_Exercise_
Copy out each line in the material below that has the word "Español".

- - -

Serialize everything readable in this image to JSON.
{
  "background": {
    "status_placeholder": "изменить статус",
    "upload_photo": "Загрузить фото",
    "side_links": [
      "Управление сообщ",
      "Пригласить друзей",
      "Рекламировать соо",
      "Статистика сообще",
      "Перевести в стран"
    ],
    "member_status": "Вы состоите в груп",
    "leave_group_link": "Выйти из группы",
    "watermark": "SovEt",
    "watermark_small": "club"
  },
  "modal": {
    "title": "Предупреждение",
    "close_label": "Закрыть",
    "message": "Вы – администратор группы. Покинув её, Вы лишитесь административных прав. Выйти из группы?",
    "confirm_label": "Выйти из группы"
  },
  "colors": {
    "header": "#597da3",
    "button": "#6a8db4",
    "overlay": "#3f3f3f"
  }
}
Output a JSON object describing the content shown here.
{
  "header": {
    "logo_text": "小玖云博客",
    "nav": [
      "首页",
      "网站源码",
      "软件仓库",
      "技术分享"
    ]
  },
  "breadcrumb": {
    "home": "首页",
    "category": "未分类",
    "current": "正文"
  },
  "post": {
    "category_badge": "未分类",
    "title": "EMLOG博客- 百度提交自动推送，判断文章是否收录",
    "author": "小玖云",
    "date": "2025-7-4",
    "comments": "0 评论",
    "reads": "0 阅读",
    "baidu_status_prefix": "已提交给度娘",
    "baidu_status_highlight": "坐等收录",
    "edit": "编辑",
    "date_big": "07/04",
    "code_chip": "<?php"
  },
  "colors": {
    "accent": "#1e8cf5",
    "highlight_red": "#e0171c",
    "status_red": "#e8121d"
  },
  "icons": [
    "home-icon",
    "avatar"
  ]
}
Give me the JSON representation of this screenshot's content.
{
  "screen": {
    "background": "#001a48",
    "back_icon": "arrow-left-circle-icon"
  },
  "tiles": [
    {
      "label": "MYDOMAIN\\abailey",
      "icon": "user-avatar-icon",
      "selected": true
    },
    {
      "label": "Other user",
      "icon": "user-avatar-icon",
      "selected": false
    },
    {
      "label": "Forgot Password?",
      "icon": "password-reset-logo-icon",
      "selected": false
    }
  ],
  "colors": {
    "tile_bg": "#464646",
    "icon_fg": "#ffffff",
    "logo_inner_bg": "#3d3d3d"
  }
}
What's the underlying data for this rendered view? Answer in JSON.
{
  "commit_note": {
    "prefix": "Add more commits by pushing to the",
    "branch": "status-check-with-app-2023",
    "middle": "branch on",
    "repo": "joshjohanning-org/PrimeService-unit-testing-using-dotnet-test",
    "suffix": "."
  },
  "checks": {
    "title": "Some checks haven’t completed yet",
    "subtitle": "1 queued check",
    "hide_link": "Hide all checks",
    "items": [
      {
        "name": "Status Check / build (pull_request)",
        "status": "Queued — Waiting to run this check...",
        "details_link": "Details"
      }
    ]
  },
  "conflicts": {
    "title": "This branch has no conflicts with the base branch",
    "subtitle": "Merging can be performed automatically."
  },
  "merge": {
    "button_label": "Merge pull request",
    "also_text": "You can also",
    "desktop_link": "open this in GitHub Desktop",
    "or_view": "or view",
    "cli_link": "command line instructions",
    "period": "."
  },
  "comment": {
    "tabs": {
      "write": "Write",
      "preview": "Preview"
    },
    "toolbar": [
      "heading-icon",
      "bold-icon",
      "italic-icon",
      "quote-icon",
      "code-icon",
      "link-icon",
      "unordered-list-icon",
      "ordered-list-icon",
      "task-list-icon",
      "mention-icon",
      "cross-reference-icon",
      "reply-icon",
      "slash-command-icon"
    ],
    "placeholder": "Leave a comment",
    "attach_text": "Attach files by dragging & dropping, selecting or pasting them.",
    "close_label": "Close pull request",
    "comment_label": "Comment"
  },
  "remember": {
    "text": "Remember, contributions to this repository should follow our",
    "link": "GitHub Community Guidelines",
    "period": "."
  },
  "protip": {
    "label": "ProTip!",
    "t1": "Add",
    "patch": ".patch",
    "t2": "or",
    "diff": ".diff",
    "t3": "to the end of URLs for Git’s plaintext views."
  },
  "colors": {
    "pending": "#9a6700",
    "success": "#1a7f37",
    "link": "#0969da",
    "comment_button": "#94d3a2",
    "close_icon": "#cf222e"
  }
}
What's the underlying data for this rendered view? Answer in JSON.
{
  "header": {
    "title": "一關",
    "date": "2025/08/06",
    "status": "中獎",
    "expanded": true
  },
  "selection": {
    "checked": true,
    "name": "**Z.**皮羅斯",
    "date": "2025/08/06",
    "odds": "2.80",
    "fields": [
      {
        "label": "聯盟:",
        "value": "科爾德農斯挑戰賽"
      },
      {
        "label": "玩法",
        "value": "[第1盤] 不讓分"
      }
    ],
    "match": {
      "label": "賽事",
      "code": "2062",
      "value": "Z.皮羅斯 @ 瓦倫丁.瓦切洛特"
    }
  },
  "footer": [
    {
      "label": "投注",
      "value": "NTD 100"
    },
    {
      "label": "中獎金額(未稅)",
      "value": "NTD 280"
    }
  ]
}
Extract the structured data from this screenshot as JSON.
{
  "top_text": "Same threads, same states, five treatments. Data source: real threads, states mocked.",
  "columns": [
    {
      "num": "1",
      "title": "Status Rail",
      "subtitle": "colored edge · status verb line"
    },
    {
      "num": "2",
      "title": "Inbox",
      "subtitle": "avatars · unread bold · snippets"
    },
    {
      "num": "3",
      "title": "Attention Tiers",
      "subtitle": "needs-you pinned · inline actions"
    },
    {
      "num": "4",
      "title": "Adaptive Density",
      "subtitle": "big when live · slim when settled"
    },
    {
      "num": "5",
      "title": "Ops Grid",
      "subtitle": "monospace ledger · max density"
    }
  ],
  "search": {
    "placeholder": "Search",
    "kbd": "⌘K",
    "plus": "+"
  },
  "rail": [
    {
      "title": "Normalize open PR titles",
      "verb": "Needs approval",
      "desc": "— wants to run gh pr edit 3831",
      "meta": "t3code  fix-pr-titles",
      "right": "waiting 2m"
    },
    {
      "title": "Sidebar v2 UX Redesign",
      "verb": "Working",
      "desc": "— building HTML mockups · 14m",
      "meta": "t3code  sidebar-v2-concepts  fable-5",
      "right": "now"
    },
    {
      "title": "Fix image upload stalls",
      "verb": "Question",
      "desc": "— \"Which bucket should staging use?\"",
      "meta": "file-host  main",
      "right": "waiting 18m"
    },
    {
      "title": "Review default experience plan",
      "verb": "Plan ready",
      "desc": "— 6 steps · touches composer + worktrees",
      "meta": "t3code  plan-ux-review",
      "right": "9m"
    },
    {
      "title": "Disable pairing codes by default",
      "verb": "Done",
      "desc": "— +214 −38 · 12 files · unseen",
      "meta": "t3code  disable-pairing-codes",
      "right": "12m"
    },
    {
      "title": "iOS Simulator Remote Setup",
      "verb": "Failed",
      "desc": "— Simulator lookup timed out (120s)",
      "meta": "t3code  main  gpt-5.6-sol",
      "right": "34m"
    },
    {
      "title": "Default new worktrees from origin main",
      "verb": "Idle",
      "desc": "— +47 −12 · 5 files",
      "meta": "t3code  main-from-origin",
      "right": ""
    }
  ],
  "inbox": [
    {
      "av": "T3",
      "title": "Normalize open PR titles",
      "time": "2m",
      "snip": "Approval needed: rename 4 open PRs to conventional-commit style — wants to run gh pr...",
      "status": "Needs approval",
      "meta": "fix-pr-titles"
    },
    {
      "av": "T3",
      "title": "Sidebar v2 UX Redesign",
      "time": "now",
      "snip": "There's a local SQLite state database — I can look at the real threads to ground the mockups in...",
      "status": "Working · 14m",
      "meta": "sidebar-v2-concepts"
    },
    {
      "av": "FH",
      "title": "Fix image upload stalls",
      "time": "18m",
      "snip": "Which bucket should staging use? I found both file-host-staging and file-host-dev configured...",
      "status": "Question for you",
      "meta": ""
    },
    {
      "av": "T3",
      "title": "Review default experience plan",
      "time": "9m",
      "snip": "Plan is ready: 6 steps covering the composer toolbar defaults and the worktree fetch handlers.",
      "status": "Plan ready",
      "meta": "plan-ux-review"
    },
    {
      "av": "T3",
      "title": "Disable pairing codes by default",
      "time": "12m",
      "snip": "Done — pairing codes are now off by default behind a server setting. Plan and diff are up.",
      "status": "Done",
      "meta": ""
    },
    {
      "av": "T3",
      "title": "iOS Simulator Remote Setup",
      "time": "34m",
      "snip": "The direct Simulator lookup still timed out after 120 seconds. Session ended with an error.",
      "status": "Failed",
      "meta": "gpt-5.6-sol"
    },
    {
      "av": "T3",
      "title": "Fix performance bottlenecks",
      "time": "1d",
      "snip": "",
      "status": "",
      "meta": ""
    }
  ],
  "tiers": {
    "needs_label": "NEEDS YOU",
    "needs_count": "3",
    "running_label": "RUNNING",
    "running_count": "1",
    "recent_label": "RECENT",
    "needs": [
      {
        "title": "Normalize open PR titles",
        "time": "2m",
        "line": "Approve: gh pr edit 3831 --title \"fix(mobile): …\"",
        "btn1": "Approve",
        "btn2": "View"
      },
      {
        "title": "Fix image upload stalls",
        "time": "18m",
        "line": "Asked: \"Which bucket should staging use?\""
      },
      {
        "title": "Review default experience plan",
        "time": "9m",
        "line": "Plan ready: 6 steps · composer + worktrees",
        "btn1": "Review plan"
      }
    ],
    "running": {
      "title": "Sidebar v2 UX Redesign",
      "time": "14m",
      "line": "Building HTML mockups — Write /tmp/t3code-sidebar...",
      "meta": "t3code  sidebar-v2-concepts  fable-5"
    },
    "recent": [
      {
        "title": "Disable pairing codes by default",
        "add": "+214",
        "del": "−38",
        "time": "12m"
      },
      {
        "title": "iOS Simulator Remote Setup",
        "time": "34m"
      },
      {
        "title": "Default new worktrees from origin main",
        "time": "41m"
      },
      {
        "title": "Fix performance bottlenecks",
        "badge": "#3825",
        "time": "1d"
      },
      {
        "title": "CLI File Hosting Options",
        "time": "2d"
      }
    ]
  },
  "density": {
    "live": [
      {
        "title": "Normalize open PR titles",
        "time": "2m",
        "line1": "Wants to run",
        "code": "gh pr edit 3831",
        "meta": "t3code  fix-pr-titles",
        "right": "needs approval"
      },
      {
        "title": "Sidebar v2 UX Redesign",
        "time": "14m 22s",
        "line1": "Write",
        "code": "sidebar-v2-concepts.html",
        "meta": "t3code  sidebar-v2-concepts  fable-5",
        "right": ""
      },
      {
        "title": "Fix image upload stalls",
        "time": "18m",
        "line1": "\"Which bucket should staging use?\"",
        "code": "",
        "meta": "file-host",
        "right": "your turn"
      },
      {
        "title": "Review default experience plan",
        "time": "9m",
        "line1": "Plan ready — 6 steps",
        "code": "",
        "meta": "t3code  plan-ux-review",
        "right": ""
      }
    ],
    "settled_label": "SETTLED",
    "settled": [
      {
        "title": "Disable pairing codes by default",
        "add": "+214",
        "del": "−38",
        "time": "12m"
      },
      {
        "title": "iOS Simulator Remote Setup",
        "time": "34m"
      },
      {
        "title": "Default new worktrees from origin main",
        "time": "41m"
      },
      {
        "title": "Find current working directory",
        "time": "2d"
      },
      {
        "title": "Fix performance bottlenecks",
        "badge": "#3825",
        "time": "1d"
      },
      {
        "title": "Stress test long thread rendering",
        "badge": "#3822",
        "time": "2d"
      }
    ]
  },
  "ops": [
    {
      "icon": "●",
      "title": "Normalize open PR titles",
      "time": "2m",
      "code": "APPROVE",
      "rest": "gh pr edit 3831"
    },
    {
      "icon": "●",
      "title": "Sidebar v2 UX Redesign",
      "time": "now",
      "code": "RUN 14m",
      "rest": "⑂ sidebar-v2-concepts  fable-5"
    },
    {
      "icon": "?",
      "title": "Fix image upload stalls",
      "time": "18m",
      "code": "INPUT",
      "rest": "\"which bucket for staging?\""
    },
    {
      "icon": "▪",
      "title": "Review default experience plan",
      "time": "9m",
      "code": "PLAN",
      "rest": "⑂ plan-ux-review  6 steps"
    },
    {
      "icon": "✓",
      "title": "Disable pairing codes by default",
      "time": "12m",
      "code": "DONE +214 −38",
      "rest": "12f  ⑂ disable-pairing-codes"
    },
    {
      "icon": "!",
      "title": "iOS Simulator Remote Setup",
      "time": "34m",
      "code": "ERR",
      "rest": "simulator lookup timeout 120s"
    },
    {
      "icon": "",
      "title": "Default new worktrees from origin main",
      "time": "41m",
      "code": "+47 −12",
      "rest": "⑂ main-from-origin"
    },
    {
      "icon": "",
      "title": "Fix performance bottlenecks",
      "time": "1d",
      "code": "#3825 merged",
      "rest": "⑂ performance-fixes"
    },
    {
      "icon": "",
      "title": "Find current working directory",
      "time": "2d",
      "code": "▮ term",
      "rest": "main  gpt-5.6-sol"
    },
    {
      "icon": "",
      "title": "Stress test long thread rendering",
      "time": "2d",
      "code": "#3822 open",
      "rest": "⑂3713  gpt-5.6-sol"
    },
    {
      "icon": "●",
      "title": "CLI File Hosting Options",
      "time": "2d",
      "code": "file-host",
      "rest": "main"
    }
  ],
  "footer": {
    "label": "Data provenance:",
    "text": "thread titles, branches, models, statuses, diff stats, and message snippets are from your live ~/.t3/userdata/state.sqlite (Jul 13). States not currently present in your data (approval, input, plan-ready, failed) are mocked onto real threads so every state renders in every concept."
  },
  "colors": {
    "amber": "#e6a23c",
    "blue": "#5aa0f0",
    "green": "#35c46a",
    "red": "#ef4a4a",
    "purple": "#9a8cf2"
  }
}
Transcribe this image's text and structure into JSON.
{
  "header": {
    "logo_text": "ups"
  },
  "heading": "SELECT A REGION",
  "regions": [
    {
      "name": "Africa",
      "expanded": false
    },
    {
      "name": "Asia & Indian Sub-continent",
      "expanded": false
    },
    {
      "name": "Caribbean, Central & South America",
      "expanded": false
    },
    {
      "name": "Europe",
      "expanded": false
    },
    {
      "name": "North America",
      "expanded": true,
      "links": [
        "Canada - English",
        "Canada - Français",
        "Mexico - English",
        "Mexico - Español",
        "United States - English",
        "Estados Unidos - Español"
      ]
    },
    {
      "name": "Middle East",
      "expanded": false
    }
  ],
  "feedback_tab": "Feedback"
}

- - -

_Correct output_
        "Mexico - Español",
        "Estados Unidos - Español"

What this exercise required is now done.